Print all of the entries exactly, minus the pictures.

* **Saved data entries**:
☆ ☆ ☆
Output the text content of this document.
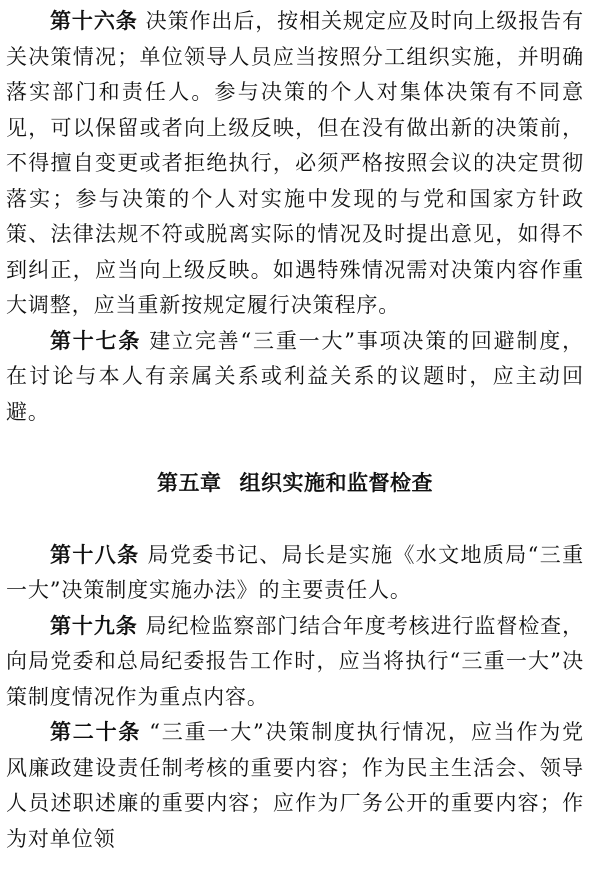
第十六条 决策作出后，按相关规定应及时向上级报告有关决策情况；单位领导人员应当按照分工组织实施，并明确落实部门和责任人。参与决策的个人对集体决策有不同意见，可以保留或者向上级反映，但在没有做出新的决策前，不得擅自变更或者拒绝执行，必须严格按照会议的决定贯彻落实；参与决策的个人对实施中发现的与党和国家方针政策、法律法规不符或脱离实际的情况及时提出意见，如得不到纠正，应当向上级反映。如遇特殊情况需对决策内容作重大调整，应当重新按规定履行决策程序。

第十七条 建立完善“三重一大”事项决策的回避制度，在讨论与本人有亲属关系或利益关系的议题时，应主动回避。

第五章 组织实施和监督检查

第十八条 局党委书记、局长是实施《水文地质局“三重一大”决策制度实施办法》的主要责任人。

第十九条 局纪检监察部门结合年度考核进行监督检查，向局党委和总局纪委报告工作时，应当将执行“三重一大”决策制度情况作为重点内容。

第二十条 “三重一大”决策制度执行情况，应当作为党风廉政建设责任制考核的重要内容；作为民主生活会、领导人员述职述廉的重要内容；应作为厂务公开的重要内容；作为对单位领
☆ ☆ ☆
* **RESULT BELOW**:
Output the text content of this document.
第十六条 决策作出后，按相关规定应及时向上级报告有关决策情况；单位领导人员应当按照分工组织实施，并明确落实部门和责任人。参与决策的个人对集体决策有不同意见，可以保留或者向上级反映，但在没有做出新的决策前，不得擅自变更或者拒绝执行，必须严格按照会议的决定贯彻落实；参与决策的个人对实施中发现的与党和国家方针政策、法律法规不符或脱离实际的情况及时提出意见，如得不到纠正，应当向上级反映。如遇特殊情况需对决策内容作重大调整，应当重新按规定履行决策程序。

第十七条 建立完善“三重一大”事项决策的回避制度，在讨论与本人有亲属关系或利益关系的议题时，应主动回避。

第五章 组织实施和监督检查

第十八条 局党委书记、局长是实施《水文地质局“三重一大”决策制度实施办法》的主要责任人。

第十九条 局纪检监察部门结合年度考核进行监督检查，向局党委和总局纪委报告工作时，应当将执行“三重一大”决策制度情况作为重点内容。

第二十条 “三重一大”决策制度执行情况，应当作为党风廉政建设责任制考核的重要内容；作为民主生活会、领导人员述职述廉的重要内容；应作为厂务公开的重要内容；作为对单位领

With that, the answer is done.